Short problem — Look through the listing below and work out how many of its lines hold the word "checking". Give only the number.

---+---

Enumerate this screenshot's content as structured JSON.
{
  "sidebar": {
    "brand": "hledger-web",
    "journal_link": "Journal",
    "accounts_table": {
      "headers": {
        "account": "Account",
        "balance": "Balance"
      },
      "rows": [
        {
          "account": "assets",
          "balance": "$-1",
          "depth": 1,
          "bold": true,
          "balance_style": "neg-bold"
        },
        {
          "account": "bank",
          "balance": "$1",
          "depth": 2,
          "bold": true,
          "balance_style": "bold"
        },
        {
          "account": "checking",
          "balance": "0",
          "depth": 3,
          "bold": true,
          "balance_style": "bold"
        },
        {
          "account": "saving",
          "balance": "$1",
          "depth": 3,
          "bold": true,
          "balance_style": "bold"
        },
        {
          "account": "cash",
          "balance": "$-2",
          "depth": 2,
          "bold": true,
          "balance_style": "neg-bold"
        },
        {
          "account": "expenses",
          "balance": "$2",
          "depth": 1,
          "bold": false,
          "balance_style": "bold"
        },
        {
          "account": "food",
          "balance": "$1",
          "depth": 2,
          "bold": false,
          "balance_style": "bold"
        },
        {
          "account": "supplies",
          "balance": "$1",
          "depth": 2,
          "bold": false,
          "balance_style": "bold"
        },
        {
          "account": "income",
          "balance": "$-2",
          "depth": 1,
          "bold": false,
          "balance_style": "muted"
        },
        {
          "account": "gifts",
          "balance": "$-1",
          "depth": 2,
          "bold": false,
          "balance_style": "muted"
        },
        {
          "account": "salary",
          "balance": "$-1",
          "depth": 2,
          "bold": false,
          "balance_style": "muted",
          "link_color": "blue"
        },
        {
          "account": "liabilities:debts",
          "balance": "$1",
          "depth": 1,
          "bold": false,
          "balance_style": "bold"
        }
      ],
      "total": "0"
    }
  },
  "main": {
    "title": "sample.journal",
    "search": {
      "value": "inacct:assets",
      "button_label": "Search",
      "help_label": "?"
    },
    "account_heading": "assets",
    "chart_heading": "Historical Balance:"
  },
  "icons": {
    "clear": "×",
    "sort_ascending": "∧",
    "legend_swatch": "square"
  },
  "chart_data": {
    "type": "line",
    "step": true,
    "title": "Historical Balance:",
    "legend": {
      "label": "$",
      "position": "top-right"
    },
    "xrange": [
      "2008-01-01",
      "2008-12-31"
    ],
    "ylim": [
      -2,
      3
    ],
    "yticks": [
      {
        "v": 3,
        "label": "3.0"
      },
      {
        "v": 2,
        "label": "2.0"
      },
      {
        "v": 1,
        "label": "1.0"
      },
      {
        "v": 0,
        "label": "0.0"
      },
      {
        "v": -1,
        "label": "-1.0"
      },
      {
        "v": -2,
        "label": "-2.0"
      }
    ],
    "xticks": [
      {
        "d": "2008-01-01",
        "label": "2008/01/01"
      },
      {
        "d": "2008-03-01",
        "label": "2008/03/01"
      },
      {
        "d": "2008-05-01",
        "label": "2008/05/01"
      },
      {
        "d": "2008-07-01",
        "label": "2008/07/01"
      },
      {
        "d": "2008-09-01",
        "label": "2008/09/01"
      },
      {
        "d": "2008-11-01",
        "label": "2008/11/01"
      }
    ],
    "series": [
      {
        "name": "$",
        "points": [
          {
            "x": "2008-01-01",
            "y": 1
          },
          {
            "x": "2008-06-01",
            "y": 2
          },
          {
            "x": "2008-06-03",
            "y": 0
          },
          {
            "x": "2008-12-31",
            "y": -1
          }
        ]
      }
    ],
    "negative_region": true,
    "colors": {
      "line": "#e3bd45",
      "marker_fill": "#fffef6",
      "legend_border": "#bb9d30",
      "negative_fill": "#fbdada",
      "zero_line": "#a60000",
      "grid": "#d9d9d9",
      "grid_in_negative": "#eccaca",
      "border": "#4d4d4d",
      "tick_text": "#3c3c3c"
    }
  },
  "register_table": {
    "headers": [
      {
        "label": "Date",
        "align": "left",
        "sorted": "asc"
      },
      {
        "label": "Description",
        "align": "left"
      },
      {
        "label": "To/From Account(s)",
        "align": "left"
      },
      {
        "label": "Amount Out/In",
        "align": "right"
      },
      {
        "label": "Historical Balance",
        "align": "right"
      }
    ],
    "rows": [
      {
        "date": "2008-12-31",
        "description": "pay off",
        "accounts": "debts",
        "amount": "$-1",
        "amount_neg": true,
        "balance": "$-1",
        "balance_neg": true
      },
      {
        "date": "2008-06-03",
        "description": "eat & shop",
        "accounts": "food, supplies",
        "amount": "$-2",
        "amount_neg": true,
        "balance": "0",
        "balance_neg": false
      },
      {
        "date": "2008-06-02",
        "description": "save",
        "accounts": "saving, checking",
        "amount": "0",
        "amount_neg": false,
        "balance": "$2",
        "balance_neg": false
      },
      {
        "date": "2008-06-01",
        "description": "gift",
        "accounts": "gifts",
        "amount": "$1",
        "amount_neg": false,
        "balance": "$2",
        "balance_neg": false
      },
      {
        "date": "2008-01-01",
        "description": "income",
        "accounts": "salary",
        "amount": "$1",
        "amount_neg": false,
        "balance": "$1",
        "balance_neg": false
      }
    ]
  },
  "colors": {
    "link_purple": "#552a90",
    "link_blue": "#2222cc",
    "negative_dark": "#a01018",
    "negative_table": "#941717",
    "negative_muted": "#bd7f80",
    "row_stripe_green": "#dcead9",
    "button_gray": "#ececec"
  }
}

---+---

Task response — 2